**** Entries supplied

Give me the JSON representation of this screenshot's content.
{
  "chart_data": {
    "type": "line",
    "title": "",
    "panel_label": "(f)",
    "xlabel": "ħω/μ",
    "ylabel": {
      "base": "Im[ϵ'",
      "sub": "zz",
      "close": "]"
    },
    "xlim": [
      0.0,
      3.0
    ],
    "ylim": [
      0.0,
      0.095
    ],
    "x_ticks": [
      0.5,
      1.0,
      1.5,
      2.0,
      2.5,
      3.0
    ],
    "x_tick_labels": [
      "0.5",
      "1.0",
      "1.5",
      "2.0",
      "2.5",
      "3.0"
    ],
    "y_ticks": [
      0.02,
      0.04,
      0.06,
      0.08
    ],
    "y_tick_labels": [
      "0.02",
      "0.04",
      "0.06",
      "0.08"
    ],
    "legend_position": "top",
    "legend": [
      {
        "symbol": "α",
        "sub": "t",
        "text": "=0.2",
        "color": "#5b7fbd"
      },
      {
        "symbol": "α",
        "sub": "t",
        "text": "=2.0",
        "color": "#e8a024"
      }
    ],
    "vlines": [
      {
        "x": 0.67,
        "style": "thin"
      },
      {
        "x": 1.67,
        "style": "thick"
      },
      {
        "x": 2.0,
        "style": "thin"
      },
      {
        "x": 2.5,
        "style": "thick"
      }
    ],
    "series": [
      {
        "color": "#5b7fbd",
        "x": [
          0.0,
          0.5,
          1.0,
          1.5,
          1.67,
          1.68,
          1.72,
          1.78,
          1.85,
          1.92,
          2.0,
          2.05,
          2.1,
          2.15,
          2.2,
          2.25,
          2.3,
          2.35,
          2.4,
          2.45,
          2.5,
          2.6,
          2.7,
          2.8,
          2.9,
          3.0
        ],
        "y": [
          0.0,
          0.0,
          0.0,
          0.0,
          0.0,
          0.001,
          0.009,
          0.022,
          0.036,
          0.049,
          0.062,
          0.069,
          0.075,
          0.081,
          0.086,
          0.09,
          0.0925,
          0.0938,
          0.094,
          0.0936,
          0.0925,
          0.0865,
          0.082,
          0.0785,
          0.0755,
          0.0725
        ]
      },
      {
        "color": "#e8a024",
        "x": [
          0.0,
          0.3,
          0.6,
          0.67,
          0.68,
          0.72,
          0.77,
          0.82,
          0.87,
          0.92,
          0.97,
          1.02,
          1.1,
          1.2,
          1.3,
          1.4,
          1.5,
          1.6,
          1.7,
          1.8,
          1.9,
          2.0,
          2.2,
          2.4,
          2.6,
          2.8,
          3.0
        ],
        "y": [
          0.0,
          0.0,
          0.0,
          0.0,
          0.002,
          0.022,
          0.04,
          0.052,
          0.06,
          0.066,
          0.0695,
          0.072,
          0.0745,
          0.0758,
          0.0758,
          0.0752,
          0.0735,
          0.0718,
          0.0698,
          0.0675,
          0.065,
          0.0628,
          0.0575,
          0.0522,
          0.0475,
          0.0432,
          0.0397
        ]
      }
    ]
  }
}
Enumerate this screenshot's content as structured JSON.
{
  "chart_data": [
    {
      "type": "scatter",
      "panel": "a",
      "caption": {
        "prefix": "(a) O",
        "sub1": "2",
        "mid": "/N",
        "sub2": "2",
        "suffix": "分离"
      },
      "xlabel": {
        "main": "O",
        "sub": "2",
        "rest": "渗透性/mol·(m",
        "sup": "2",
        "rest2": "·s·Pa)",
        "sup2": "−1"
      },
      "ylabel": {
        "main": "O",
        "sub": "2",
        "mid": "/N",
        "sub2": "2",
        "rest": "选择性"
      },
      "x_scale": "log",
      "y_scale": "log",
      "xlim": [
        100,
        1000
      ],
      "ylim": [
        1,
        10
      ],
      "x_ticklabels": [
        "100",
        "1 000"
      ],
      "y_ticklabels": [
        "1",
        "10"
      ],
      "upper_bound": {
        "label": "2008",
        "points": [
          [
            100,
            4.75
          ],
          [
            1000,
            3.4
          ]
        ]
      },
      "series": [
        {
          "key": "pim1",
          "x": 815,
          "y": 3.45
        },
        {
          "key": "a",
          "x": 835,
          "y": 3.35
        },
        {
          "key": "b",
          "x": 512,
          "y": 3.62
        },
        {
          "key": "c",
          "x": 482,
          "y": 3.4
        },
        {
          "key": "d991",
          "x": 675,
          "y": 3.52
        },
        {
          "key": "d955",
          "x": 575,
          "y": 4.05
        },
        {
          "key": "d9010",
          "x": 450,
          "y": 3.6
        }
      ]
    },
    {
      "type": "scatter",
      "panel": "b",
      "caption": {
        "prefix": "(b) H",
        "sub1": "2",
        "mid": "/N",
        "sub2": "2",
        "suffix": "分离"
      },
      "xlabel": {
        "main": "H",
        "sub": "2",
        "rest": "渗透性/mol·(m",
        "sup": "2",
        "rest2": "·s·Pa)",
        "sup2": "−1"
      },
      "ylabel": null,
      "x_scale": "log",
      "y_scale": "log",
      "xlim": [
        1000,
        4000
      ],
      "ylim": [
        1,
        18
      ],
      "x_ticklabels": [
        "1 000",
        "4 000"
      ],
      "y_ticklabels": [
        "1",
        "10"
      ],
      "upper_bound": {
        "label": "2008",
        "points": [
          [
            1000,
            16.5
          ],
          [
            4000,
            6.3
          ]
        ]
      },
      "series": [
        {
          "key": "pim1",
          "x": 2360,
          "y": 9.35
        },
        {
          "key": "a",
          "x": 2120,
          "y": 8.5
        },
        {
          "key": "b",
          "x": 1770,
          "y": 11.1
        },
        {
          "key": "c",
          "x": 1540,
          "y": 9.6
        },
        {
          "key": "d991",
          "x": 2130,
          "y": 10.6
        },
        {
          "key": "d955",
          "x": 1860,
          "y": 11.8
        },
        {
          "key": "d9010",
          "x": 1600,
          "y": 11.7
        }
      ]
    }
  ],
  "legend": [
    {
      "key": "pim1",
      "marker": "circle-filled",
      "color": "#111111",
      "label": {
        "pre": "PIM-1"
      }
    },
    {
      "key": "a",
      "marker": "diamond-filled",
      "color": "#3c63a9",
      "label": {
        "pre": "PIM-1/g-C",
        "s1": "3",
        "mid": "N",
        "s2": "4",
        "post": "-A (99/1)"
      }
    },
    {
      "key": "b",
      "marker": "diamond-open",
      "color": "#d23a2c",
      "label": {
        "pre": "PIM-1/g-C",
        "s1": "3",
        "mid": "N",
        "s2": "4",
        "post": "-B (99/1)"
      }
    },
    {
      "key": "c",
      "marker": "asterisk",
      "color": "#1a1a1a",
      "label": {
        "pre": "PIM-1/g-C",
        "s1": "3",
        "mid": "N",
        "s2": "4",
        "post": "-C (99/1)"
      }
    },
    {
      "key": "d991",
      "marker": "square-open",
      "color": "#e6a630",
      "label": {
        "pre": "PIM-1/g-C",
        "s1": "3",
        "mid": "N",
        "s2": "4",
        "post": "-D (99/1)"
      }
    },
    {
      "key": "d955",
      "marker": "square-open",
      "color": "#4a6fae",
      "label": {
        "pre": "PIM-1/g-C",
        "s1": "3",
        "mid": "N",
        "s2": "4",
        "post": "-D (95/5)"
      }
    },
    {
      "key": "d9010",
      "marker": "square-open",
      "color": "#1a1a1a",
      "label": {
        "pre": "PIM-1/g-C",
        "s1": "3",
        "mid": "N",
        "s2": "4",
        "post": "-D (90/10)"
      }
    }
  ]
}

********

Exercise:
Show the lines of the material that contain the word "screenshot".

Answer to the exercise:
Give me the JSON representation of this screenshot's content.
Enumerate this screenshot's content as structured JSON.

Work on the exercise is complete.